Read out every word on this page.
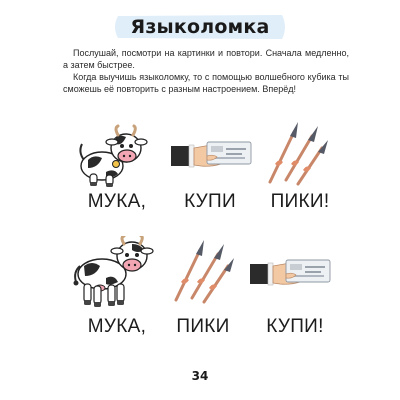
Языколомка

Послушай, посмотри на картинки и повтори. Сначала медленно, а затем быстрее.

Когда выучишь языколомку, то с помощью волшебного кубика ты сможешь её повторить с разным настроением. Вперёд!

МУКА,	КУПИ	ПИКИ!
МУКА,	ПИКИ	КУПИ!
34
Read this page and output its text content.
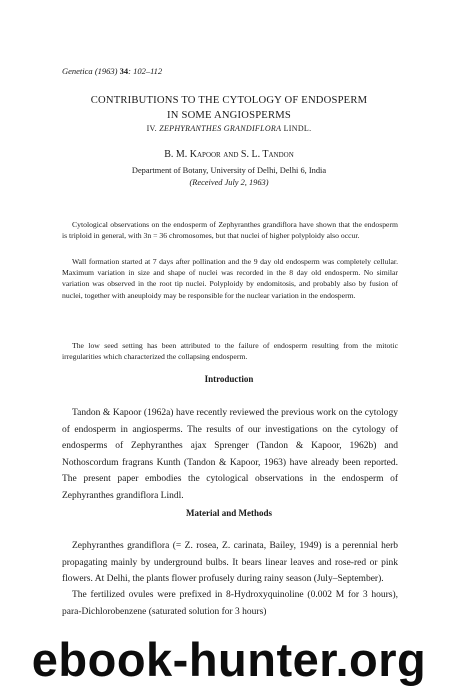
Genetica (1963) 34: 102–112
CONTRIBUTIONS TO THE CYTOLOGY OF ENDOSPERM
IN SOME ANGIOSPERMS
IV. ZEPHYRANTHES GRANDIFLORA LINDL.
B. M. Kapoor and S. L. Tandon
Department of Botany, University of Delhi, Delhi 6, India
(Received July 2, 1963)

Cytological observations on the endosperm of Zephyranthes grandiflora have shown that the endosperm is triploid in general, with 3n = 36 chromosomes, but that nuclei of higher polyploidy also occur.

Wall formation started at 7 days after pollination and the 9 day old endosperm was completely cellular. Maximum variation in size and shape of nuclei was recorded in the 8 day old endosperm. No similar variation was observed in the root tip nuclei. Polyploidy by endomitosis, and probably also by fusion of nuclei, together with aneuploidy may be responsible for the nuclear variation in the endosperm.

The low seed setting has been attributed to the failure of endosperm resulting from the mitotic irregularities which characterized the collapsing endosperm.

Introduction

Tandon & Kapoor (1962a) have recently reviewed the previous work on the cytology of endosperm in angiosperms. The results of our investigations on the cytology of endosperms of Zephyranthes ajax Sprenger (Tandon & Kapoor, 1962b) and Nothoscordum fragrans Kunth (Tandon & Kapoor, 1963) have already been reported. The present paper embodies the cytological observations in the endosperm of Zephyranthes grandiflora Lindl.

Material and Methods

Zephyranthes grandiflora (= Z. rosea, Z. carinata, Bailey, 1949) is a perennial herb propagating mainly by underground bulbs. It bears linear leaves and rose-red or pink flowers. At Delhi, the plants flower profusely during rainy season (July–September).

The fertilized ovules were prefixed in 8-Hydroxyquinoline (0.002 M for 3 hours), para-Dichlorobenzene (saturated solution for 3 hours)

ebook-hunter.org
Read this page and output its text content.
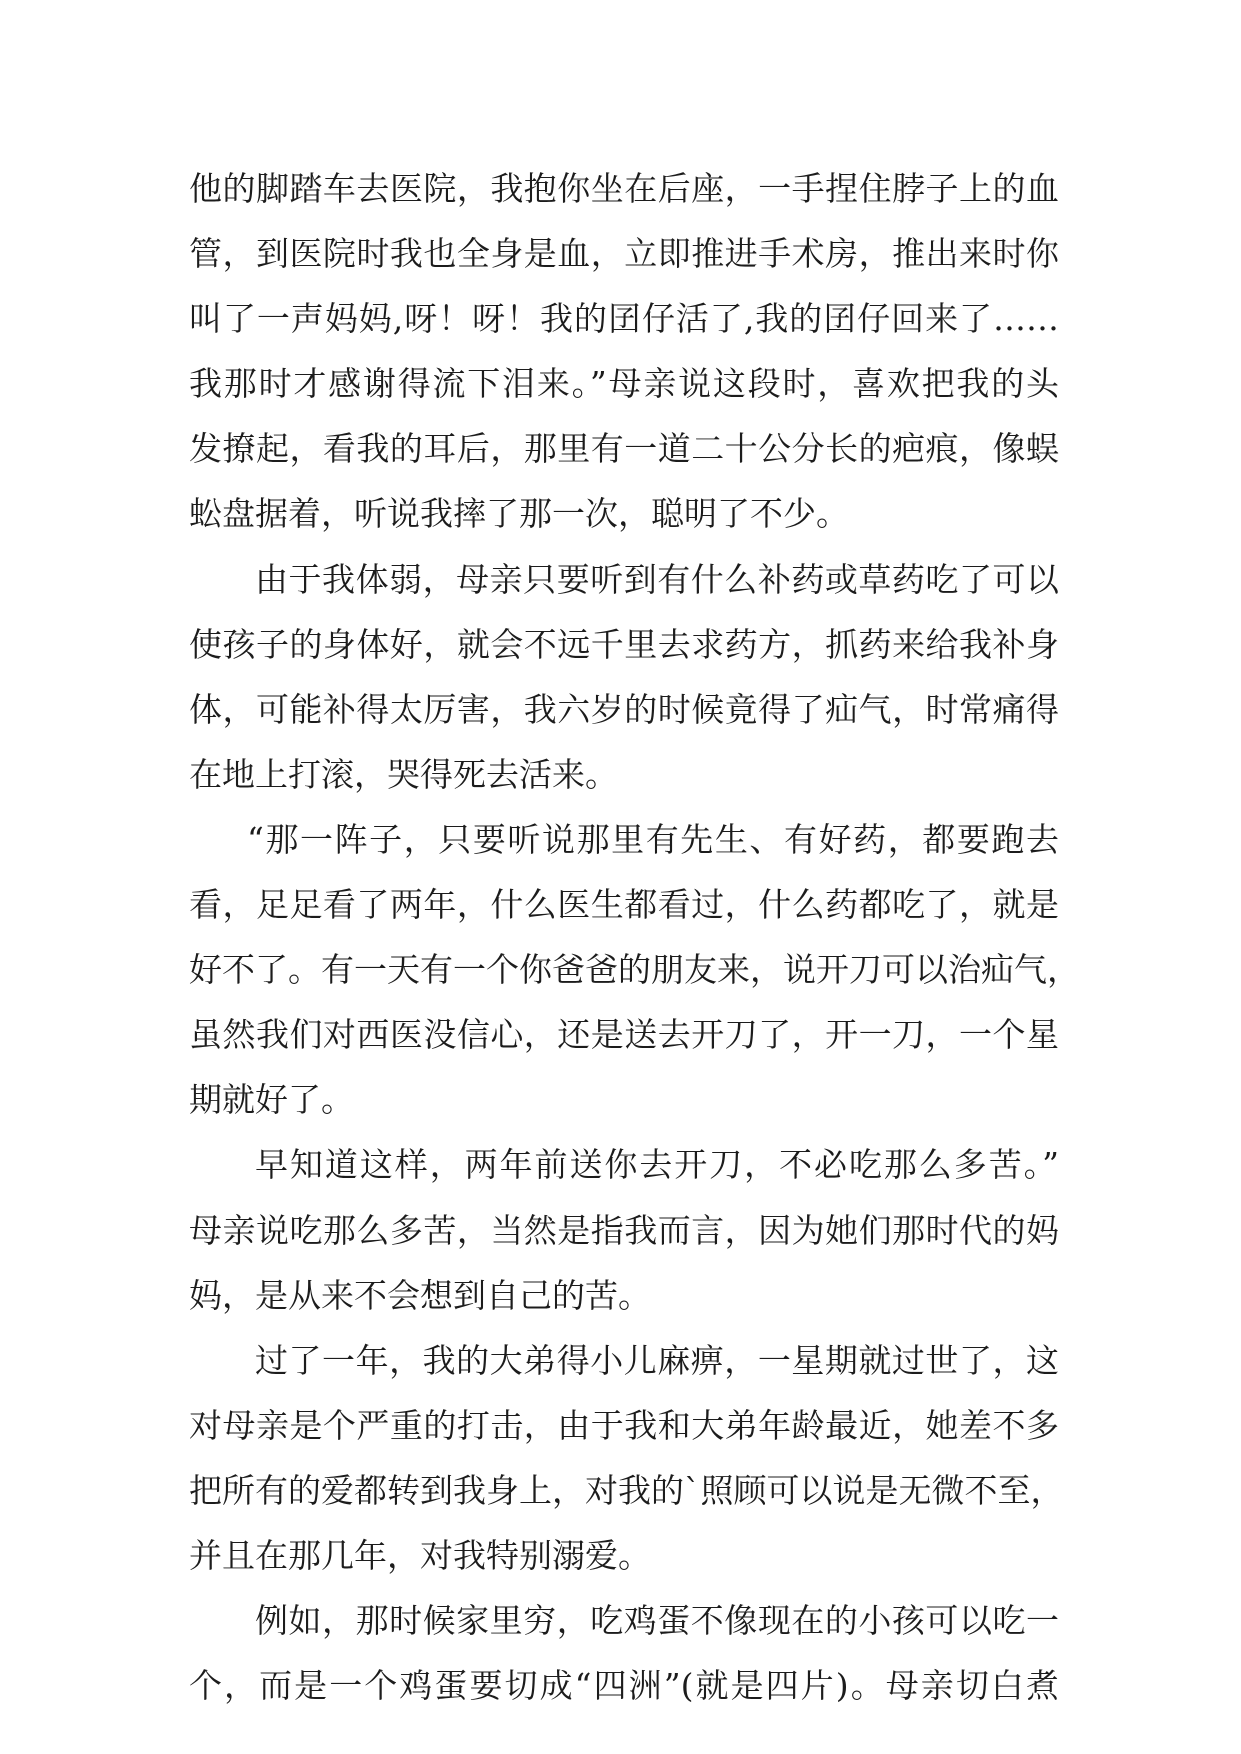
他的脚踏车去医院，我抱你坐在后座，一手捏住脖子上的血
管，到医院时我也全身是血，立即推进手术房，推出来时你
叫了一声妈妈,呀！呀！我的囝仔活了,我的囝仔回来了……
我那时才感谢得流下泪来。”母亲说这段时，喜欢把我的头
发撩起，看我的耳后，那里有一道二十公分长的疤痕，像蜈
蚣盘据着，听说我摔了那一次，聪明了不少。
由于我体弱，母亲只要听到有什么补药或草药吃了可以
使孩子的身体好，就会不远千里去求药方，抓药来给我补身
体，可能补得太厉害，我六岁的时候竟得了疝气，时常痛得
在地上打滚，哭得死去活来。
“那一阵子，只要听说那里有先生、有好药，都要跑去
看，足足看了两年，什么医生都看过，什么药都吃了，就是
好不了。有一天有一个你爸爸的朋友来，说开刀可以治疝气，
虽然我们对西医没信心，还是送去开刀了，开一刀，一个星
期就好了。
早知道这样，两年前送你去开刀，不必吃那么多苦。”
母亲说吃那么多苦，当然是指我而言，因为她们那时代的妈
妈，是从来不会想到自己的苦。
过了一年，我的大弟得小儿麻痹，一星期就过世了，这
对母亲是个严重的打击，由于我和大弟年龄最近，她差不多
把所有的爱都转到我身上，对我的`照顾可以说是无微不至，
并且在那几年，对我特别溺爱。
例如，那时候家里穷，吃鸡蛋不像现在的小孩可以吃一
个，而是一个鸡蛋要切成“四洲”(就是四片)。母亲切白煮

※ ※ ※

GOAL: Return the entries unchanged, save for the pictures, which do not belong in the copy.

RESPONSE:
Read out every word on this page.
Языколомка

Послушай, посмотри на картинки и повтори. Сначала медленно, а затем быстрее.

Когда выучишь языколомку, то с помощью волшебного кубика ты сможешь её повторить с разным настроением. Вперёд!

МУКА,	КУПИ	ПИКИ!
МУКА,	ПИКИ	КУПИ!
34
Read this page and output its text content.
Genetica (1963) 34: 102–112
CONTRIBUTIONS TO THE CYTOLOGY OF ENDOSPERM
IN SOME ANGIOSPERMS
IV. ZEPHYRANTHES GRANDIFLORA LINDL.
B. M. Kapoor and S. L. Tandon
Department of Botany, University of Delhi, Delhi 6, India
(Received July 2, 1963)

Cytological observations on the endosperm of Zephyranthes grandiflora have shown that the endosperm is triploid in general, with 3n = 36 chromosomes, but that nuclei of higher polyploidy also occur.

Wall formation started at 7 days after pollination and the 9 day old endosperm was completely cellular. Maximum variation in size and shape of nuclei was recorded in the 8 day old endosperm. No similar variation was observed in the root tip nuclei. Polyploidy by endomitosis, and probably also by fusion of nuclei, together with aneuploidy may be responsible for the nuclear variation in the endosperm.

The low seed setting has been attributed to the failure of endosperm resulting from the mitotic irregularities which characterized the collapsing endosperm.

Introduction

Tandon & Kapoor (1962a) have recently reviewed the previous work on the cytology of endosperm in angiosperms. The results of our investigations on the cytology of endosperms of Zephyranthes ajax Sprenger (Tandon & Kapoor, 1962b) and Nothoscordum fragrans Kunth (Tandon & Kapoor, 1963) have already been reported. The present paper embodies the cytological observations in the endosperm of Zephyranthes grandiflora Lindl.

Material and Methods

Zephyranthes grandiflora (= Z. rosea, Z. carinata, Bailey, 1949) is a perennial herb propagating mainly by underground bulbs. It bears linear leaves and rose-red or pink flowers. At Delhi, the plants flower profusely during rainy season (July–September).

The fertilized ovules were prefixed in 8-Hydroxyquinoline (0.002 M for 3 hours), para-Dichlorobenzene (saturated solution for 3 hours)

ebook-hunter.org
Read this page and output its text content.
他的脚踏车去医院，我抱你坐在后座，一手捏住脖子上的血
管，到医院时我也全身是血，立即推进手术房，推出来时你
叫了一声妈妈,呀！呀！我的囝仔活了,我的囝仔回来了……
我那时才感谢得流下泪来。”母亲说这段时，喜欢把我的头
发撩起，看我的耳后，那里有一道二十公分长的疤痕，像蜈
蚣盘据着，听说我摔了那一次，聪明了不少。
由于我体弱，母亲只要听到有什么补药或草药吃了可以
使孩子的身体好，就会不远千里去求药方，抓药来给我补身
体，可能补得太厉害，我六岁的时候竟得了疝气，时常痛得
在地上打滚，哭得死去活来。
“那一阵子，只要听说那里有先生、有好药，都要跑去
看，足足看了两年，什么医生都看过，什么药都吃了，就是
好不了。有一天有一个你爸爸的朋友来，说开刀可以治疝气，
虽然我们对西医没信心，还是送去开刀了，开一刀，一个星
期就好了。
早知道这样，两年前送你去开刀，不必吃那么多苦。”
母亲说吃那么多苦，当然是指我而言，因为她们那时代的妈
妈，是从来不会想到自己的苦。
过了一年，我的大弟得小儿麻痹，一星期就过世了，这
对母亲是个严重的打击，由于我和大弟年龄最近，她差不多
把所有的爱都转到我身上，对我的`照顾可以说是无微不至，
并且在那几年，对我特别溺爱。
例如，那时候家里穷，吃鸡蛋不像现在的小孩可以吃一
个，而是一个鸡蛋要切成“四洲”(就是四片)。母亲切白煮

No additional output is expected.